Listed entries:
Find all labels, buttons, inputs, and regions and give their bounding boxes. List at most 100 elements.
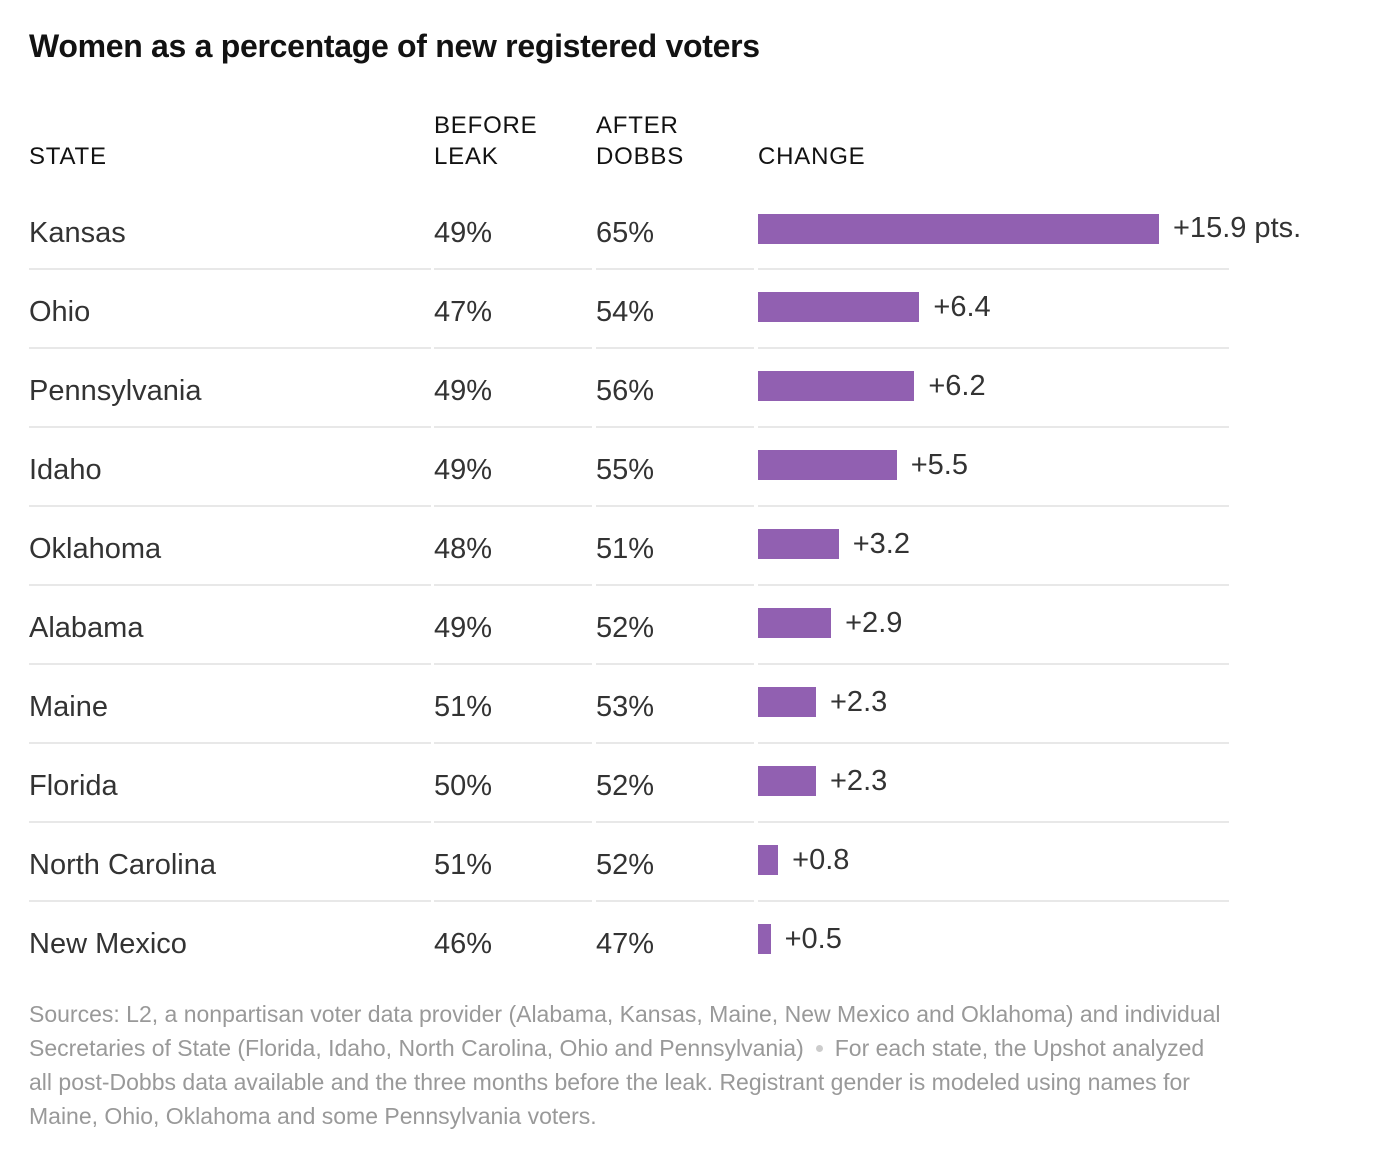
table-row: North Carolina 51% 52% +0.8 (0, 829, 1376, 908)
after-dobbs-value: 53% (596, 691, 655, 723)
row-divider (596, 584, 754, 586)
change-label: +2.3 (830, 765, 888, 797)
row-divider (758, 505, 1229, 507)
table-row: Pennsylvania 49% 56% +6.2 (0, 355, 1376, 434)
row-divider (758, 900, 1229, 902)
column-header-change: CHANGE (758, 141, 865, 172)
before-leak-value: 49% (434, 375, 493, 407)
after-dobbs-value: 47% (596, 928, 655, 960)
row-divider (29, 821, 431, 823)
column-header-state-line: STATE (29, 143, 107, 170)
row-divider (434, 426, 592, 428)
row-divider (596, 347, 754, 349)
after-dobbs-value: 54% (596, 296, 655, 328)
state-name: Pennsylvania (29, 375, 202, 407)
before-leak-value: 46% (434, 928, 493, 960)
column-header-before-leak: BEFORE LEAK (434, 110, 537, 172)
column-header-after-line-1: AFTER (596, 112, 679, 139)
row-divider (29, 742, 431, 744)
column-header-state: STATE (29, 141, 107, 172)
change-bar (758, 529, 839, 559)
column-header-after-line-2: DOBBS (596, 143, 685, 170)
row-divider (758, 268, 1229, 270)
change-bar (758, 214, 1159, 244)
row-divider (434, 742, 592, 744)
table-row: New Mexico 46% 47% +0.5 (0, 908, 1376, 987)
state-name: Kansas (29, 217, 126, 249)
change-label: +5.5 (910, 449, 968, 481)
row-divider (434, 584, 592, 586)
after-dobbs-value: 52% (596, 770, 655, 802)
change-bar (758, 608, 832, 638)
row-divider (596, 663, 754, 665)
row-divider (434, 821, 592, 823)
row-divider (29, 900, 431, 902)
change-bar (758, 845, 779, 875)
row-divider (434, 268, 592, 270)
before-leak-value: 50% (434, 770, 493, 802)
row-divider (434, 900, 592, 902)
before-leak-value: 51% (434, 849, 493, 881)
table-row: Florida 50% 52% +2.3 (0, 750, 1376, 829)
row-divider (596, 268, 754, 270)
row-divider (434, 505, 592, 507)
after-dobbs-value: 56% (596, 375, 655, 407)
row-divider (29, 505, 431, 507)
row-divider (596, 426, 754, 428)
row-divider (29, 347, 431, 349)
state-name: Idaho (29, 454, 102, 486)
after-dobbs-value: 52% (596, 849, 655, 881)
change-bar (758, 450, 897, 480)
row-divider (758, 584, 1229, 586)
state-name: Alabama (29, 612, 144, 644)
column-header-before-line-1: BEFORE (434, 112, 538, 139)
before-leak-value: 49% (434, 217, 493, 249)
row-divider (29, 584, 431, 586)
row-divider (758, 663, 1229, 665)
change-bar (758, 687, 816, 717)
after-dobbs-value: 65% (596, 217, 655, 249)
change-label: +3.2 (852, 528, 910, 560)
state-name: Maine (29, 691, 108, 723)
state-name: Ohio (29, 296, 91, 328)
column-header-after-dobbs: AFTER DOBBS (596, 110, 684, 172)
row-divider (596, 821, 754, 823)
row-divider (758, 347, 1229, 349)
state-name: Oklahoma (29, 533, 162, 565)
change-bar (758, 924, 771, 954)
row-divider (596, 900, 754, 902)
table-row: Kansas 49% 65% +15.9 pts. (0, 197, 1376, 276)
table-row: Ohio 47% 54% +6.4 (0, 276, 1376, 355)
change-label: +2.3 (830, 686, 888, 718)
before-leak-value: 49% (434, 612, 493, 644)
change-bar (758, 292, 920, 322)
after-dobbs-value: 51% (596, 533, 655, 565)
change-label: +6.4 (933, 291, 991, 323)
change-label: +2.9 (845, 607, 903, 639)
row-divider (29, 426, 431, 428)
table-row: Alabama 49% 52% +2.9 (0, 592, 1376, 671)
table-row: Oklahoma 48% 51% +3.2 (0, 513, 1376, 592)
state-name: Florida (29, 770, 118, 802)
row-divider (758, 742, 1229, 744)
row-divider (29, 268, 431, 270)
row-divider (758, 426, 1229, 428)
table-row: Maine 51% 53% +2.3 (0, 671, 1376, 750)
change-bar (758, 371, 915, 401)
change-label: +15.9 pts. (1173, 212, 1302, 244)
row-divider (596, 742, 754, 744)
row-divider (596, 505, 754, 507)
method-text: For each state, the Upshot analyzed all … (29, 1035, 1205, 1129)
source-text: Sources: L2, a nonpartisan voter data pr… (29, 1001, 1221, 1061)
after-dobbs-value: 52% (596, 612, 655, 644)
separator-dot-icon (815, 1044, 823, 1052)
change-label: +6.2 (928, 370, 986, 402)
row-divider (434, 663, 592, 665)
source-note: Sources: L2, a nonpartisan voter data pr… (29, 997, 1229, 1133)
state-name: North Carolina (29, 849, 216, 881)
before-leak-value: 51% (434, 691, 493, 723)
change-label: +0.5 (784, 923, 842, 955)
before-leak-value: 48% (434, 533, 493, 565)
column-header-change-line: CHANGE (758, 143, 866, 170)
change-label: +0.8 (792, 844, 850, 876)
--
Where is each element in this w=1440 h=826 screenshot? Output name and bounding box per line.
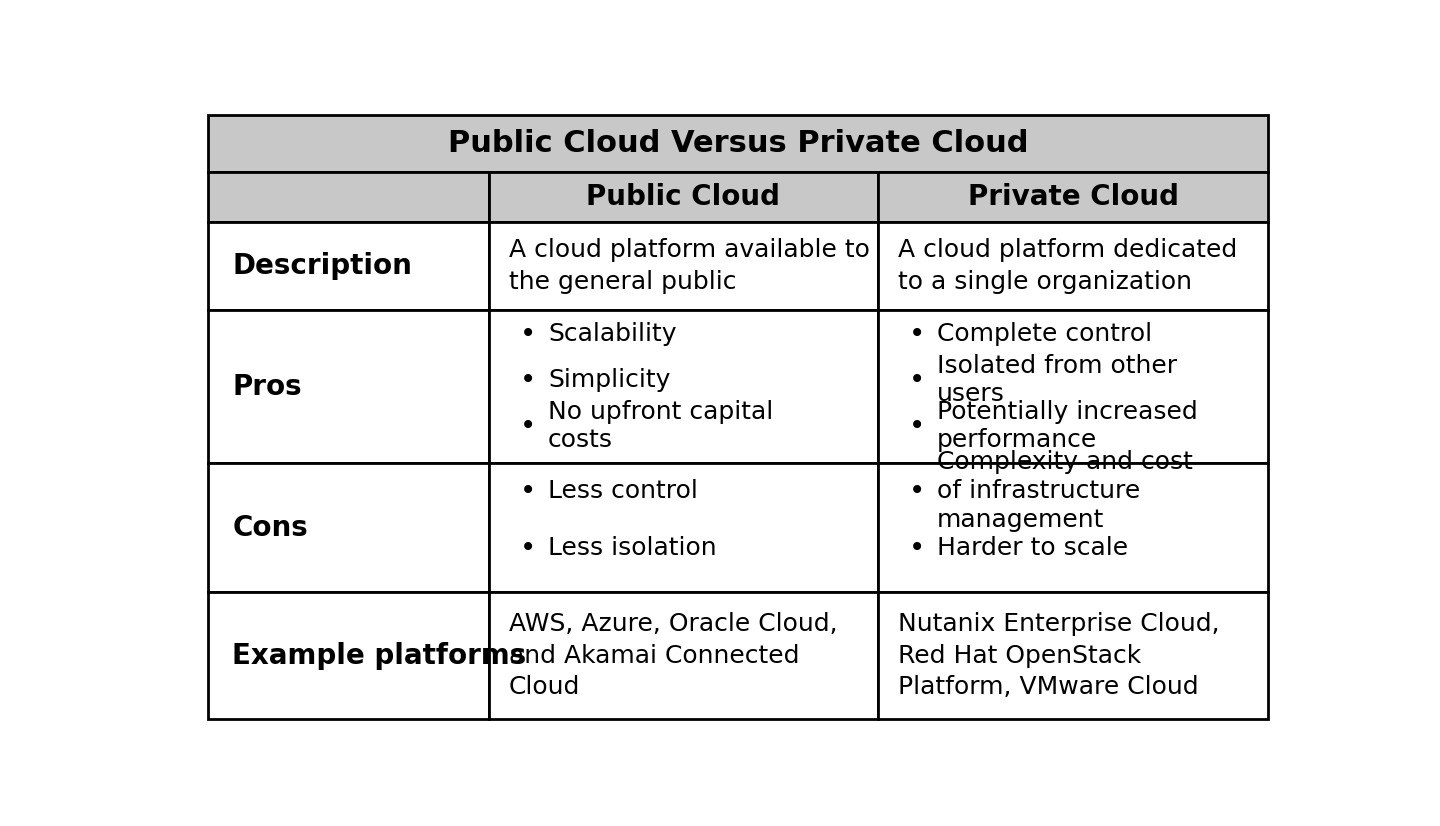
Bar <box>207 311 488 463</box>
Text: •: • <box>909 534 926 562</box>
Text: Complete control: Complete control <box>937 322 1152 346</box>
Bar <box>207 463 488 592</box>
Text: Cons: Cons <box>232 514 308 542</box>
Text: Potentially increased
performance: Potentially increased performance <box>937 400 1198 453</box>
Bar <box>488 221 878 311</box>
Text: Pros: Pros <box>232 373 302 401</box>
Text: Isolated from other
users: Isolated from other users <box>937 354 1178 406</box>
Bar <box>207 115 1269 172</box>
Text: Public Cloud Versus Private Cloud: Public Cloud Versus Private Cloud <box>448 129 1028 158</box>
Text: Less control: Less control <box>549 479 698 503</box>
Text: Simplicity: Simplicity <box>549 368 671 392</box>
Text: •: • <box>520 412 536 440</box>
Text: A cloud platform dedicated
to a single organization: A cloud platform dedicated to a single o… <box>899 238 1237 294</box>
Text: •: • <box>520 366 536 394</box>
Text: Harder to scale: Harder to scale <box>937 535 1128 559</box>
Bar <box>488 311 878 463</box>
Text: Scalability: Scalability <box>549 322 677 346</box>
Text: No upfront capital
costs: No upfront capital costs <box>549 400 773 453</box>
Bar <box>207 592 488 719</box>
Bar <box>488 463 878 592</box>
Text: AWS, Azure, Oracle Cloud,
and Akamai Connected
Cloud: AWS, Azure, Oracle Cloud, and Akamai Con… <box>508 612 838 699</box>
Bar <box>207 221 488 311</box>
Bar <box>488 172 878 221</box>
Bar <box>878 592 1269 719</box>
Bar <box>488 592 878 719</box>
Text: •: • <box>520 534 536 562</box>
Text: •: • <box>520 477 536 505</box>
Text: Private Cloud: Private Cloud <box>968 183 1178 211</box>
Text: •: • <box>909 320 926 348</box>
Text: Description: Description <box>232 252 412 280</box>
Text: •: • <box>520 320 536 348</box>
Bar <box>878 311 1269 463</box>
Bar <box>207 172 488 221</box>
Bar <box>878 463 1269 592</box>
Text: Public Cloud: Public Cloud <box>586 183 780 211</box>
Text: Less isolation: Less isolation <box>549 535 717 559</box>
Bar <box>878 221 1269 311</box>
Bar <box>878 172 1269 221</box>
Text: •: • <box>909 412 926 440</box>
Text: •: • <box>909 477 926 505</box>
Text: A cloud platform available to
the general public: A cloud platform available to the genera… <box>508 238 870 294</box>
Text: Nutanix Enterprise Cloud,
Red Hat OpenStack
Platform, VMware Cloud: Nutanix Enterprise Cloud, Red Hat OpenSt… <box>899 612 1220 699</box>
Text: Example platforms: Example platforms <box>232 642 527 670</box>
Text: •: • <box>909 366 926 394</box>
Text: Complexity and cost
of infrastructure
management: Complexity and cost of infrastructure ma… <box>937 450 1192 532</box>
--
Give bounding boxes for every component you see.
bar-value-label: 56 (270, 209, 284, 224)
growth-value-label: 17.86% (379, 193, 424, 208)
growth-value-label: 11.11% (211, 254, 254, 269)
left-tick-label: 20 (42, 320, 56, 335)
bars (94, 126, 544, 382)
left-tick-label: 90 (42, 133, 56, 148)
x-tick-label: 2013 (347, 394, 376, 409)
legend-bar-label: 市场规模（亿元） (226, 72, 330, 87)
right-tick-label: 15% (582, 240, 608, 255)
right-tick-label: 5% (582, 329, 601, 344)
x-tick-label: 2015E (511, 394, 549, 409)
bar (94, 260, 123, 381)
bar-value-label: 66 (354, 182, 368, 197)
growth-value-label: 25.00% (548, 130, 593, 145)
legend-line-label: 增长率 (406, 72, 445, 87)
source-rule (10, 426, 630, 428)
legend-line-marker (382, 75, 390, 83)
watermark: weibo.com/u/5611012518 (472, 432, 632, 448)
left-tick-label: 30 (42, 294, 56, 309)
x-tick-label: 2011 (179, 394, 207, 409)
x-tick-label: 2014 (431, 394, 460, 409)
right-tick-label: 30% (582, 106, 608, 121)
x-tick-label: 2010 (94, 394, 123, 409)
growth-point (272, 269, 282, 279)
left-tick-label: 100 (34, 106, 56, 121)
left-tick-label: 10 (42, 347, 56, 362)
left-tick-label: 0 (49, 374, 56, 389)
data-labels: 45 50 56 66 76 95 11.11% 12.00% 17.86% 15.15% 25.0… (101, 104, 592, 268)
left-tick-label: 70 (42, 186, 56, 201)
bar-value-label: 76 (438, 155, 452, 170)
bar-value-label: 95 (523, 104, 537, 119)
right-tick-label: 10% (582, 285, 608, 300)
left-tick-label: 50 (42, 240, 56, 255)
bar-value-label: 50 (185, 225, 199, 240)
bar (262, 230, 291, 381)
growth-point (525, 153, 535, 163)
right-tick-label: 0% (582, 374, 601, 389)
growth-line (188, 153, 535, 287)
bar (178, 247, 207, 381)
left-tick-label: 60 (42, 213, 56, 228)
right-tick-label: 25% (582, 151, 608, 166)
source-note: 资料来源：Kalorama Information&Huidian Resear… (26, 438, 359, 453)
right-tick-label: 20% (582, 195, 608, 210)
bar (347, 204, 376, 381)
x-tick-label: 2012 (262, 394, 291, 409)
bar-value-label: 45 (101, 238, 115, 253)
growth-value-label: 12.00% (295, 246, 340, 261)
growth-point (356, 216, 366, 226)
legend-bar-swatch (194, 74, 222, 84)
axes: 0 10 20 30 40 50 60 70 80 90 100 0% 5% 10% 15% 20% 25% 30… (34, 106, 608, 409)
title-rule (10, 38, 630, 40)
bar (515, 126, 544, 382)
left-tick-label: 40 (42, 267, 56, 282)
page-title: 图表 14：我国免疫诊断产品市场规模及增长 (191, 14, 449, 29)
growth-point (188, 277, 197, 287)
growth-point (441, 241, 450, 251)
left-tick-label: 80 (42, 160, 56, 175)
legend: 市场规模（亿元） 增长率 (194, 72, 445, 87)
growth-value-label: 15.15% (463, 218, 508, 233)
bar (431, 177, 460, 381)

Exercise: Repeat the lines verbatim, beginning at the line that contains "Give bounding boxes" and stopping after the line that contains "legend-bar-swatch (194, 74, 222, 84)".

Correct answer:
Give bounding boxes for every component you see.
bar-value-label: 56 (270, 209, 284, 224)
growth-value-label: 17.86% (379, 193, 424, 208)
growth-value-label: 11.11% (211, 254, 254, 269)
left-tick-label: 20 (42, 320, 56, 335)
bars (94, 126, 544, 382)
left-tick-label: 90 (42, 133, 56, 148)
x-tick-label: 2013 (347, 394, 376, 409)
legend-bar-label: 市场规模（亿元） (226, 72, 330, 87)
right-tick-label: 15% (582, 240, 608, 255)
right-tick-label: 5% (582, 329, 601, 344)
x-tick-label: 2015E (511, 394, 549, 409)
bar (94, 260, 123, 381)
bar-value-label: 66 (354, 182, 368, 197)
growth-value-label: 25.00% (548, 130, 593, 145)
legend-line-label: 增长率 (406, 72, 445, 87)
source-rule (10, 426, 630, 428)
legend-line-marker (382, 75, 390, 83)
watermark: weibo.com/u/5611012518 (472, 432, 632, 448)
left-tick-label: 30 (42, 294, 56, 309)
x-tick-label: 2011 (179, 394, 207, 409)
x-tick-label: 2014 (431, 394, 460, 409)
right-tick-label: 30% (582, 106, 608, 121)
x-tick-label: 2010 (94, 394, 123, 409)
growth-point (272, 269, 282, 279)
left-tick-label: 100 (34, 106, 56, 121)
left-tick-label: 10 (42, 347, 56, 362)
left-tick-label: 0 (49, 374, 56, 389)
data-labels: 45 50 56 66 76 95 11.11% 12.00% 17.86% 15.15% 25.0… (101, 104, 592, 268)
left-tick-label: 70 (42, 186, 56, 201)
bar-value-label: 76 (438, 155, 452, 170)
bar-value-label: 95 (523, 104, 537, 119)
right-tick-label: 10% (582, 285, 608, 300)
left-tick-label: 50 (42, 240, 56, 255)
bar-value-label: 50 (185, 225, 199, 240)
bar (262, 230, 291, 381)
growth-point (525, 153, 535, 163)
right-tick-label: 0% (582, 374, 601, 389)
growth-line (188, 153, 535, 287)
bar (178, 247, 207, 381)
left-tick-label: 60 (42, 213, 56, 228)
right-tick-label: 25% (582, 151, 608, 166)
source-note: 资料来源：Kalorama Information&Huidian Resear… (26, 438, 359, 453)
right-tick-label: 20% (582, 195, 608, 210)
bar (347, 204, 376, 381)
x-tick-label: 2012 (262, 394, 291, 409)
bar-value-label: 45 (101, 238, 115, 253)
growth-value-label: 12.00% (295, 246, 340, 261)
growth-point (356, 216, 366, 226)
legend-bar-swatch (194, 74, 222, 84)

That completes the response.